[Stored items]
+===+

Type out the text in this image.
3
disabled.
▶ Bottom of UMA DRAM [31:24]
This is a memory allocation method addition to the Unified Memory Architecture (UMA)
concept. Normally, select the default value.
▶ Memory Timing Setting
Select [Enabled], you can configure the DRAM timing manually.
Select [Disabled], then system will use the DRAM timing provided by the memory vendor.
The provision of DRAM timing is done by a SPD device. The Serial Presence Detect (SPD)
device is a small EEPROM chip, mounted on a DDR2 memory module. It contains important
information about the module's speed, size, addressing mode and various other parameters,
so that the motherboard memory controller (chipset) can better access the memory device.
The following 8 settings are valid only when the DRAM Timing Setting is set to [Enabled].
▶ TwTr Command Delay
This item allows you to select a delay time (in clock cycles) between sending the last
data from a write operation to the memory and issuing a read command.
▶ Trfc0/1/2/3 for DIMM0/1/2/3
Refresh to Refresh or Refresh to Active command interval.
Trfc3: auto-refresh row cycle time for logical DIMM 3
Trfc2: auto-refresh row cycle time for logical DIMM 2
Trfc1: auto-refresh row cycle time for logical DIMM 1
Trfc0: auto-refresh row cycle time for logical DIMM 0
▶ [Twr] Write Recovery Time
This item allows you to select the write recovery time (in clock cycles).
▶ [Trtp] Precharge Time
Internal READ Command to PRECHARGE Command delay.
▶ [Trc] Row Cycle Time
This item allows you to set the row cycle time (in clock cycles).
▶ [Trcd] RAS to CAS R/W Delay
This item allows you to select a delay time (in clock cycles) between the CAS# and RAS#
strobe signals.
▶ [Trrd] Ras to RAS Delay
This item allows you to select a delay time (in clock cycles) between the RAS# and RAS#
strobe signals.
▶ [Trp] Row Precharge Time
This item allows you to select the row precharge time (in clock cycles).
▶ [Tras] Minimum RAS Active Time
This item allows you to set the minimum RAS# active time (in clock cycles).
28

+===+

[TASK TO COMPLETE]
Report how many lines in the records hold the word "DRAM", giving the number and nothing else.

[RESPONSE TO THE EXERCISE]
5